*Short problem*:
Transcribe all the entries word for word, but omit the images.

*The data*:
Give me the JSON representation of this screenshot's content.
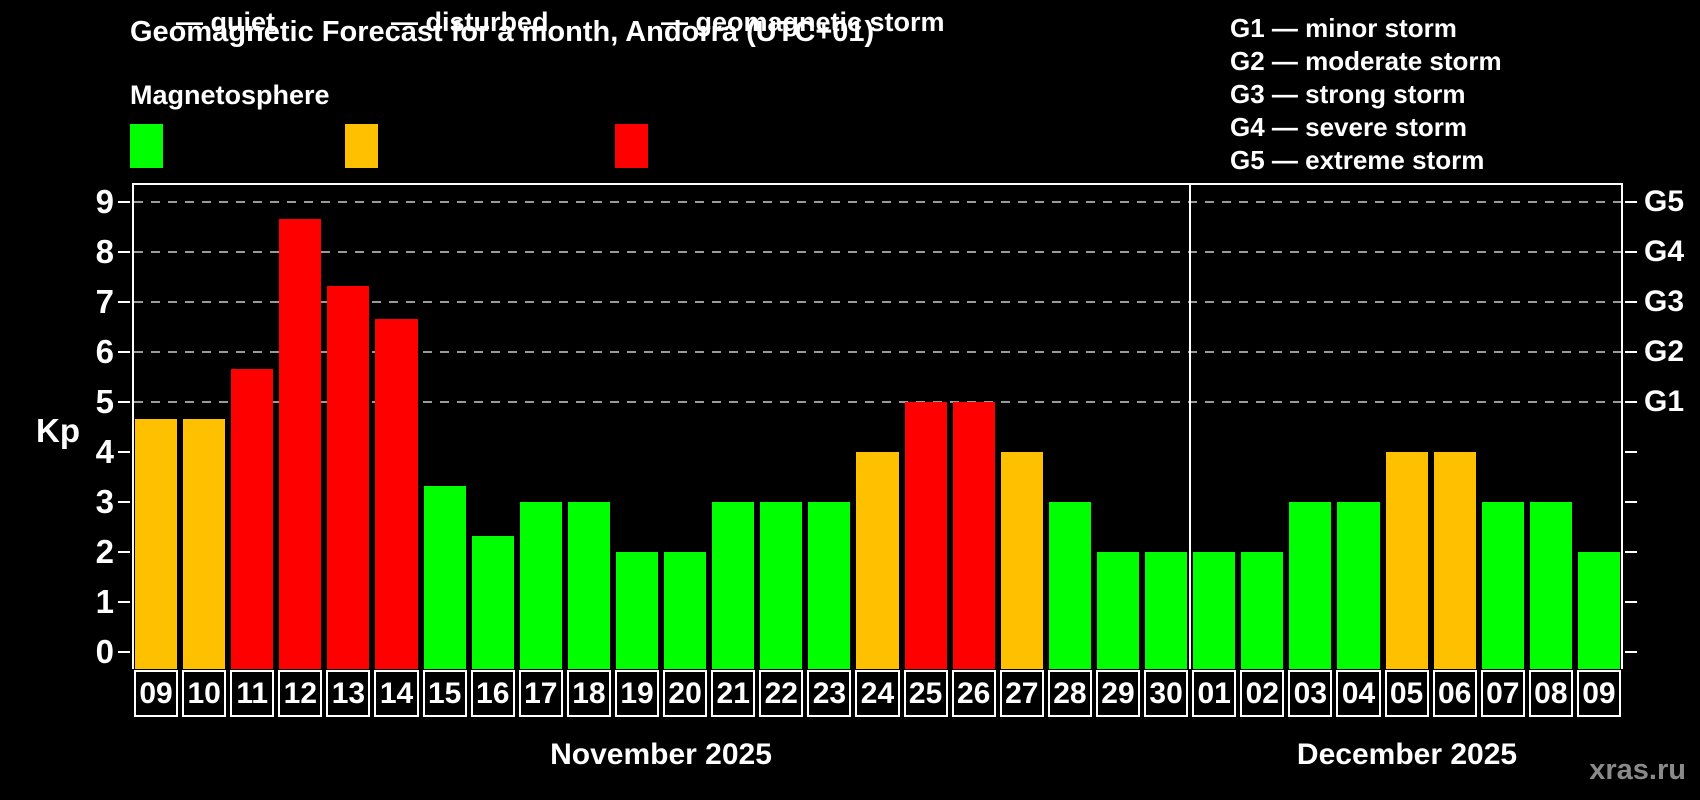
{
  "page": {
    "title": "Geomagnetic Forecast for a month, Andorra (UTC+01)",
    "subtitle": "Magnetosphere",
    "watermark": "xras.ru"
  },
  "colors": {
    "quiet": "#00ff00",
    "disturbed": "#ffc000",
    "storm": "#ff0000",
    "grid": "#9a9a9a",
    "axis": "#ffffff"
  },
  "legend": [
    {
      "key": "quiet",
      "label": "— quiet"
    },
    {
      "key": "disturbed",
      "label": "— disturbed"
    },
    {
      "key": "storm",
      "label": "— geomagnetic storm"
    }
  ],
  "g_legend": [
    "G1 — minor storm",
    "G2 — moderate storm",
    "G3 — strong storm",
    "G4 — severe storm",
    "G5 — extreme storm"
  ],
  "chart_data": {
    "type": "bar",
    "ylabel": "Kp",
    "ylim": [
      -0.35,
      9.4
    ],
    "y_ticks": [
      0,
      1,
      2,
      3,
      4,
      5,
      6,
      7,
      8,
      9
    ],
    "gridlines_kp": [
      5,
      6,
      7,
      8,
      9
    ],
    "right_axis": [
      {
        "kp": 5,
        "label": "G1"
      },
      {
        "kp": 6,
        "label": "G2"
      },
      {
        "kp": 7,
        "label": "G3"
      },
      {
        "kp": 8,
        "label": "G4"
      },
      {
        "kp": 9,
        "label": "G5"
      }
    ],
    "months": [
      {
        "label": "November 2025",
        "days": [
          {
            "day": "09",
            "kp": 4.67,
            "status": "disturbed"
          },
          {
            "day": "10",
            "kp": 4.67,
            "status": "disturbed"
          },
          {
            "day": "11",
            "kp": 5.67,
            "status": "storm"
          },
          {
            "day": "12",
            "kp": 8.67,
            "status": "storm"
          },
          {
            "day": "13",
            "kp": 7.33,
            "status": "storm"
          },
          {
            "day": "14",
            "kp": 6.67,
            "status": "storm"
          },
          {
            "day": "15",
            "kp": 3.33,
            "status": "quiet"
          },
          {
            "day": "16",
            "kp": 2.33,
            "status": "quiet"
          },
          {
            "day": "17",
            "kp": 3,
            "status": "quiet"
          },
          {
            "day": "18",
            "kp": 3,
            "status": "quiet"
          },
          {
            "day": "19",
            "kp": 2,
            "status": "quiet"
          },
          {
            "day": "20",
            "kp": 2,
            "status": "quiet"
          },
          {
            "day": "21",
            "kp": 3,
            "status": "quiet"
          },
          {
            "day": "22",
            "kp": 3,
            "status": "quiet"
          },
          {
            "day": "23",
            "kp": 3,
            "status": "quiet"
          },
          {
            "day": "24",
            "kp": 4,
            "status": "disturbed"
          },
          {
            "day": "25",
            "kp": 5,
            "status": "storm"
          },
          {
            "day": "26",
            "kp": 5,
            "status": "storm"
          },
          {
            "day": "27",
            "kp": 4,
            "status": "disturbed"
          },
          {
            "day": "28",
            "kp": 3,
            "status": "quiet"
          },
          {
            "day": "29",
            "kp": 2,
            "status": "quiet"
          },
          {
            "day": "30",
            "kp": 2,
            "status": "quiet"
          }
        ]
      },
      {
        "label": "December 2025",
        "days": [
          {
            "day": "01",
            "kp": 2,
            "status": "quiet"
          },
          {
            "day": "02",
            "kp": 2,
            "status": "quiet"
          },
          {
            "day": "03",
            "kp": 3,
            "status": "quiet"
          },
          {
            "day": "04",
            "kp": 3,
            "status": "quiet"
          },
          {
            "day": "05",
            "kp": 4,
            "status": "disturbed"
          },
          {
            "day": "06",
            "kp": 4,
            "status": "disturbed"
          },
          {
            "day": "07",
            "kp": 3,
            "status": "quiet"
          },
          {
            "day": "08",
            "kp": 3,
            "status": "quiet"
          },
          {
            "day": "09",
            "kp": 2,
            "status": "quiet"
          }
        ]
      }
    ]
  }
}
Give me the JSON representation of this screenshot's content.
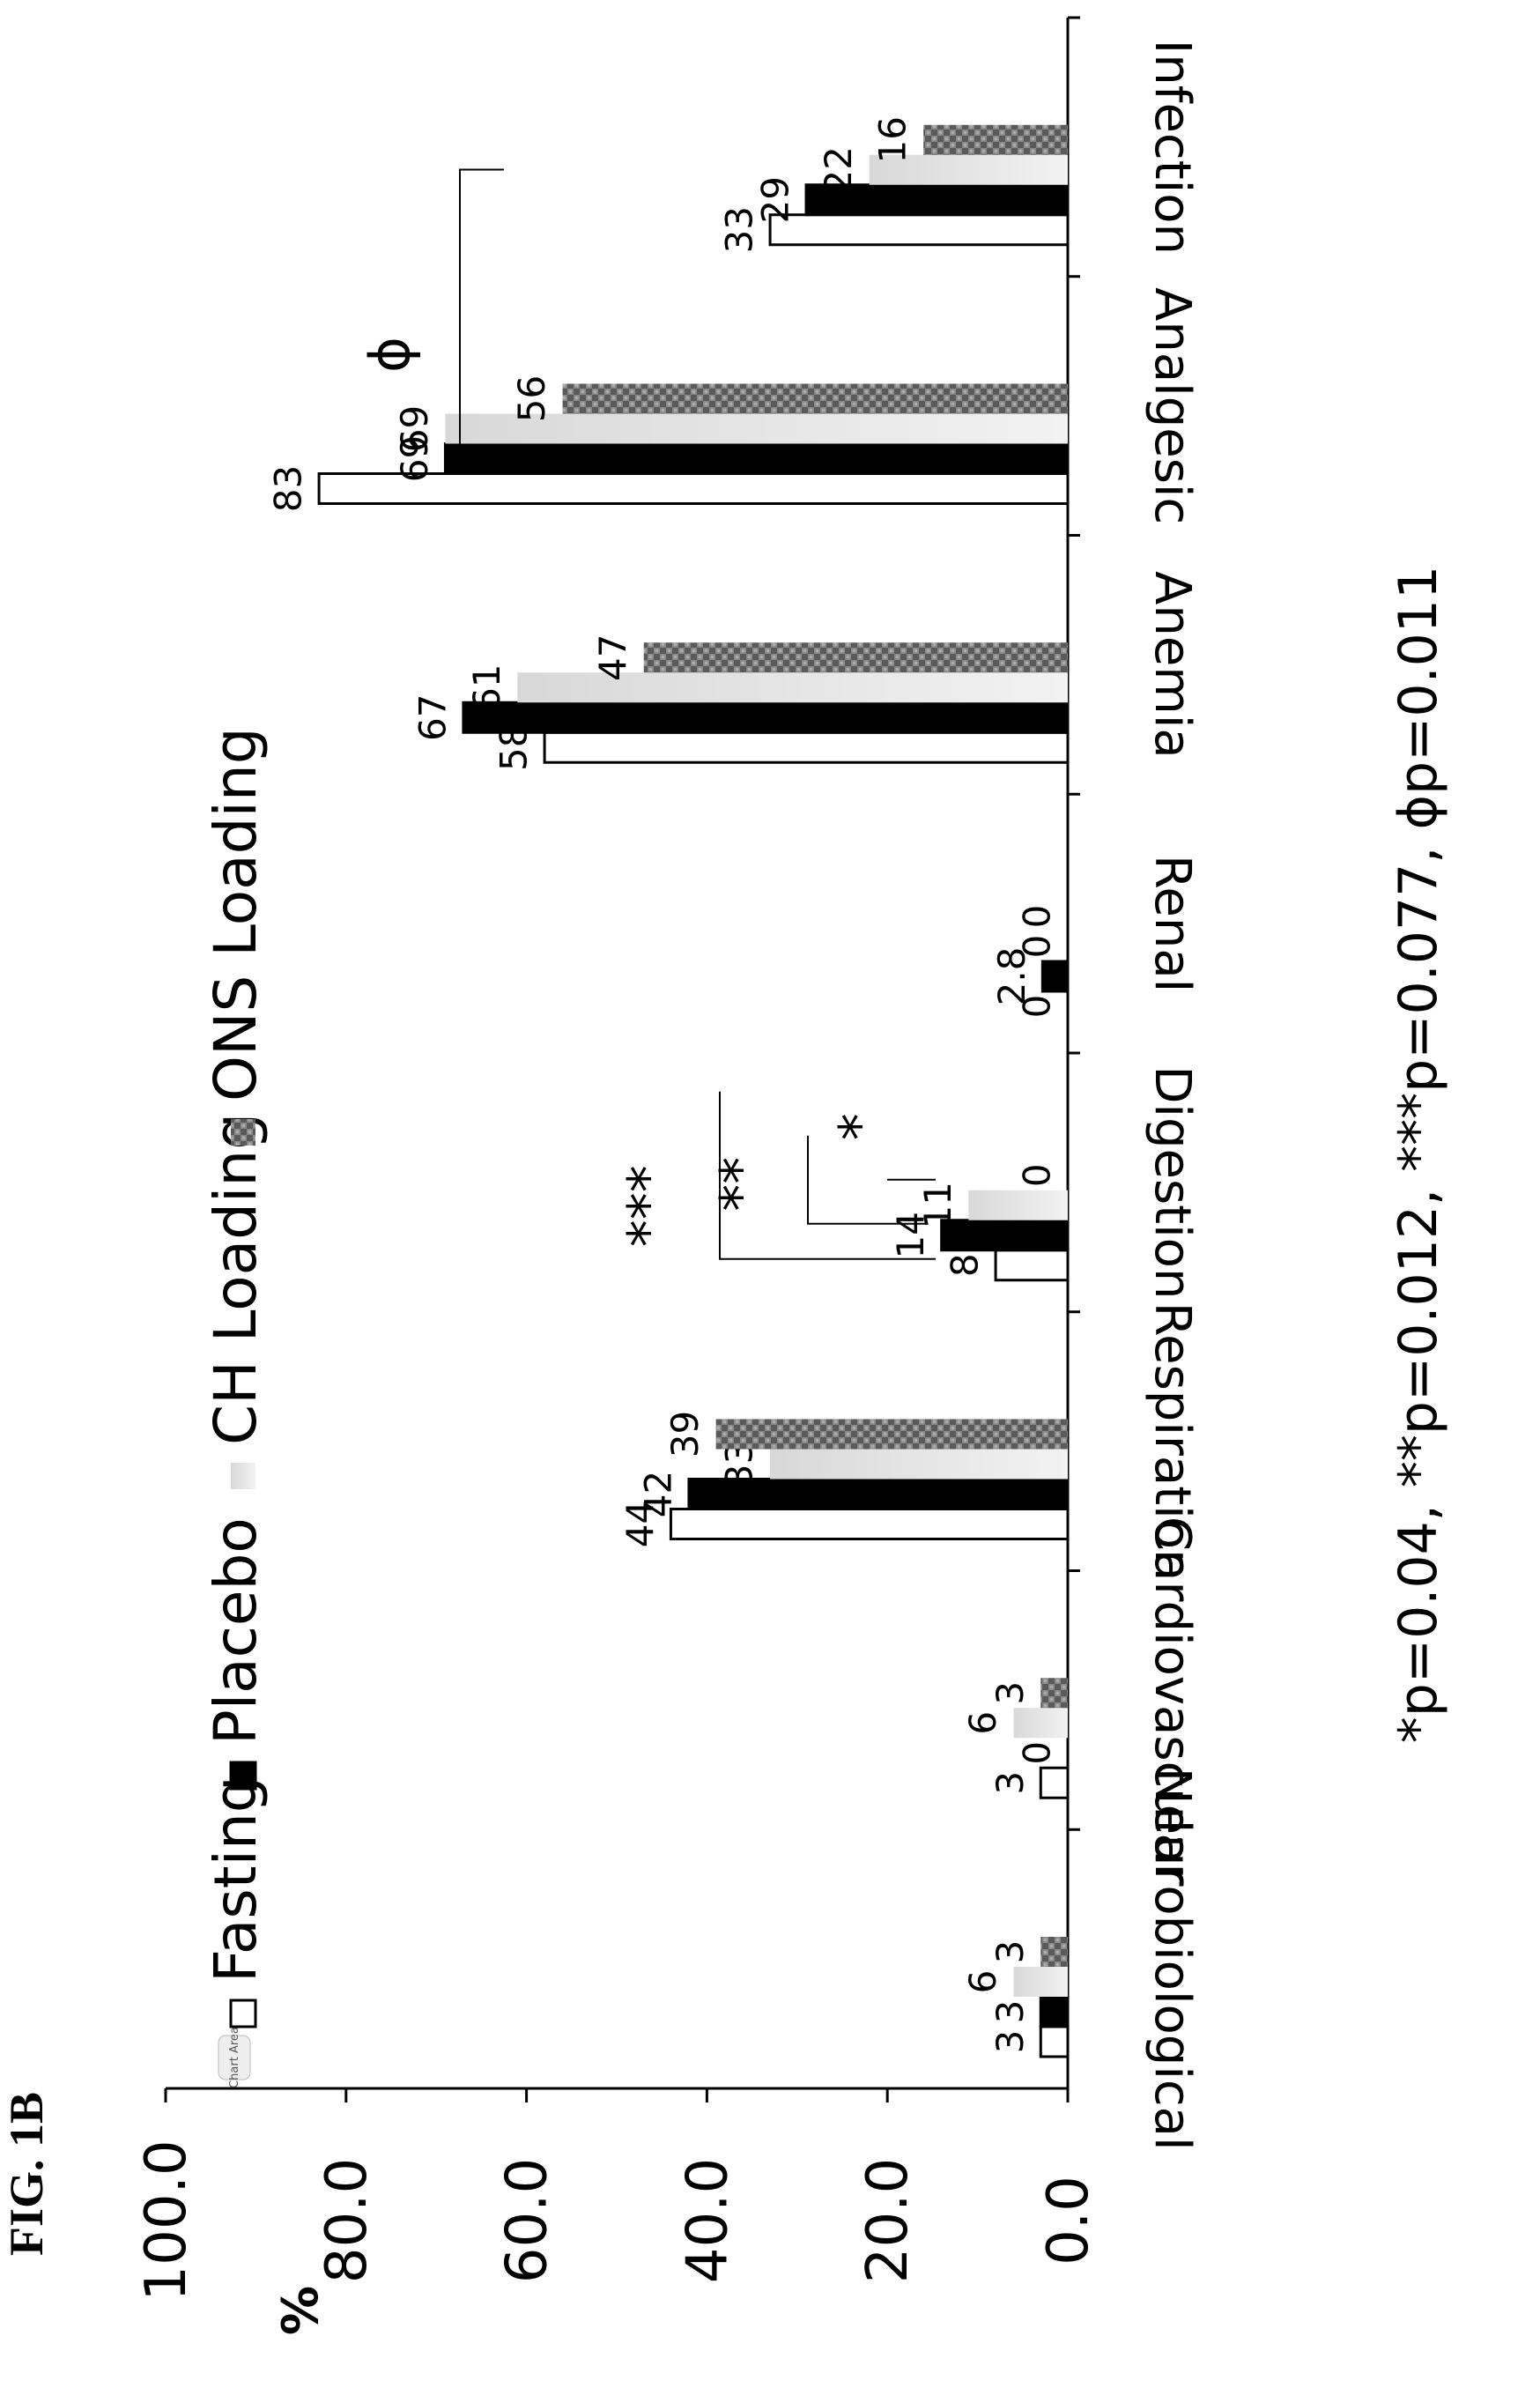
{
  "figure_label": "FIG. 1B",
  "chart_data": {
    "type": "bar",
    "ylabel": "%",
    "ylim": [
      0,
      100
    ],
    "yticks": [
      "0.0",
      "20.0",
      "40.0",
      "60.0",
      "80.0",
      "100.0"
    ],
    "chart_area_tag": "Chart Area",
    "categories": [
      "Neurobiological",
      "Cardiovascular",
      "Respiration",
      "Digestion",
      "Renal",
      "Anemia",
      "Analgesic",
      "Infection"
    ],
    "series": [
      {
        "name": "Fasting",
        "fill": "#ffffff",
        "values": [
          3,
          3,
          44,
          8,
          0,
          58,
          83,
          33
        ],
        "labels": [
          "3",
          "3",
          "44",
          "8",
          "0",
          "58",
          "83",
          "33"
        ]
      },
      {
        "name": "Placebo",
        "fill": "#000000",
        "values": [
          3,
          0,
          42,
          14,
          2.8,
          67,
          69,
          29
        ],
        "labels": [
          "3",
          "0",
          "42",
          "14",
          "2.8",
          "67",
          "69",
          "29"
        ]
      },
      {
        "name": "CH Loading",
        "fill": "#c9c9c9",
        "values": [
          6,
          6,
          33,
          11,
          0,
          61,
          69,
          22
        ],
        "labels": [
          "6",
          "6",
          "33",
          "11",
          "0",
          "61",
          "69",
          "22"
        ]
      },
      {
        "name": "ONS Loading",
        "fill": "#7a7a7a",
        "values": [
          3,
          3,
          39,
          0,
          0,
          47,
          56,
          16
        ],
        "labels": [
          "3",
          "3",
          "39",
          "0",
          "0",
          "47",
          "56",
          "16"
        ]
      }
    ],
    "annotations": [
      {
        "category": "Digestion",
        "text": "***"
      },
      {
        "category": "Digestion",
        "text": "**"
      },
      {
        "category": "Digestion",
        "text": "*"
      },
      {
        "category": "Analgesic",
        "text": "ɸ"
      }
    ],
    "footnote": "*p=0.04, **p=0.012, ***p=0.077, ɸp=0.011",
    "legend_position": "top"
  }
}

*Answer to this task*:
Give me the JSON representation of this screenshot's content.
{
  "page": {
    "title": "Geomagnetic Forecast for a month, Andorra (UTC+01)",
    "subtitle": "Magnetosphere",
    "watermark": "xras.ru"
  },
  "colors": {
    "quiet": "#00ff00",
    "disturbed": "#ffc000",
    "storm": "#ff0000",
    "grid": "#9a9a9a",
    "axis": "#ffffff"
  },
  "legend": [
    {
      "key": "quiet",
      "label": "— quiet"
    },
    {
      "key": "disturbed",
      "label": "— disturbed"
    },
    {
      "key": "storm",
      "label": "— geomagnetic storm"
    }
  ],
  "g_legend": [
    "G1 — minor storm",
    "G2 — moderate storm",
    "G3 — strong storm",
    "G4 — severe storm",
    "G5 — extreme storm"
  ],
  "chart_data": {
    "type": "bar",
    "ylabel": "Kp",
    "ylim": [
      -0.35,
      9.4
    ],
    "y_ticks": [
      0,
      1,
      2,
      3,
      4,
      5,
      6,
      7,
      8,
      9
    ],
    "gridlines_kp": [
      5,
      6,
      7,
      8,
      9
    ],
    "right_axis": [
      {
        "kp": 5,
        "label": "G1"
      },
      {
        "kp": 6,
        "label": "G2"
      },
      {
        "kp": 7,
        "label": "G3"
      },
      {
        "kp": 8,
        "label": "G4"
      },
      {
        "kp": 9,
        "label": "G5"
      }
    ],
    "months": [
      {
        "label": "November 2025",
        "days": [
          {
            "day": "09",
            "kp": 4.67,
            "status": "disturbed"
          },
          {
            "day": "10",
            "kp": 4.67,
            "status": "disturbed"
          },
          {
            "day": "11",
            "kp": 5.67,
            "status": "storm"
          },
          {
            "day": "12",
            "kp": 8.67,
            "status": "storm"
          },
          {
            "day": "13",
            "kp": 7.33,
            "status": "storm"
          },
          {
            "day": "14",
            "kp": 6.67,
            "status": "storm"
          },
          {
            "day": "15",
            "kp": 3.33,
            "status": "quiet"
          },
          {
            "day": "16",
            "kp": 2.33,
            "status": "quiet"
          },
          {
            "day": "17",
            "kp": 3,
            "status": "quiet"
          },
          {
            "day": "18",
            "kp": 3,
            "status": "quiet"
          },
          {
            "day": "19",
            "kp": 2,
            "status": "quiet"
          },
          {
            "day": "20",
            "kp": 2,
            "status": "quiet"
          },
          {
            "day": "21",
            "kp": 3,
            "status": "quiet"
          },
          {
            "day": "22",
            "kp": 3,
            "status": "quiet"
          },
          {
            "day": "23",
            "kp": 3,
            "status": "quiet"
          },
          {
            "day": "24",
            "kp": 4,
            "status": "disturbed"
          },
          {
            "day": "25",
            "kp": 5,
            "status": "storm"
          },
          {
            "day": "26",
            "kp": 5,
            "status": "storm"
          },
          {
            "day": "27",
            "kp": 4,
            "status": "disturbed"
          },
          {
            "day": "28",
            "kp": 3,
            "status": "quiet"
          },
          {
            "day": "29",
            "kp": 2,
            "status": "quiet"
          },
          {
            "day": "30",
            "kp": 2,
            "status": "quiet"
          }
        ]
      },
      {
        "label": "December 2025",
        "days": [
          {
            "day": "01",
            "kp": 2,
            "status": "quiet"
          },
          {
            "day": "02",
            "kp": 2,
            "status": "quiet"
          },
          {
            "day": "03",
            "kp": 3,
            "status": "quiet"
          },
          {
            "day": "04",
            "kp": 3,
            "status": "quiet"
          },
          {
            "day": "05",
            "kp": 4,
            "status": "disturbed"
          },
          {
            "day": "06",
            "kp": 4,
            "status": "disturbed"
          },
          {
            "day": "07",
            "kp": 3,
            "status": "quiet"
          },
          {
            "day": "08",
            "kp": 3,
            "status": "quiet"
          },
          {
            "day": "09",
            "kp": 2,
            "status": "quiet"
          }
        ]
      }
    ]
  }
}
Give me the JSON representation of this screenshot's content.
{
  "figure_label": "FIG. 1B",
  "chart_data": {
    "type": "bar",
    "ylabel": "%",
    "ylim": [
      0,
      100
    ],
    "yticks": [
      "0.0",
      "20.0",
      "40.0",
      "60.0",
      "80.0",
      "100.0"
    ],
    "chart_area_tag": "Chart Area",
    "categories": [
      "Neurobiological",
      "Cardiovascular",
      "Respiration",
      "Digestion",
      "Renal",
      "Anemia",
      "Analgesic",
      "Infection"
    ],
    "series": [
      {
        "name": "Fasting",
        "fill": "#ffffff",
        "values": [
          3,
          3,
          44,
          8,
          0,
          58,
          83,
          33
        ],
        "labels": [
          "3",
          "3",
          "44",
          "8",
          "0",
          "58",
          "83",
          "33"
        ]
      },
      {
        "name": "Placebo",
        "fill": "#000000",
        "values": [
          3,
          0,
          42,
          14,
          2.8,
          67,
          69,
          29
        ],
        "labels": [
          "3",
          "0",
          "42",
          "14",
          "2.8",
          "67",
          "69",
          "29"
        ]
      },
      {
        "name": "CH Loading",
        "fill": "#c9c9c9",
        "values": [
          6,
          6,
          33,
          11,
          0,
          61,
          69,
          22
        ],
        "labels": [
          "6",
          "6",
          "33",
          "11",
          "0",
          "61",
          "69",
          "22"
        ]
      },
      {
        "name": "ONS Loading",
        "fill": "#7a7a7a",
        "values": [
          3,
          3,
          39,
          0,
          0,
          47,
          56,
          16
        ],
        "labels": [
          "3",
          "3",
          "39",
          "0",
          "0",
          "47",
          "56",
          "16"
        ]
      }
    ],
    "annotations": [
      {
        "category": "Digestion",
        "text": "***"
      },
      {
        "category": "Digestion",
        "text": "**"
      },
      {
        "category": "Digestion",
        "text": "*"
      },
      {
        "category": "Analgesic",
        "text": "ɸ"
      }
    ],
    "footnote": "*p=0.04, **p=0.012, ***p=0.077, ɸp=0.011",
    "legend_position": "top"
  }
}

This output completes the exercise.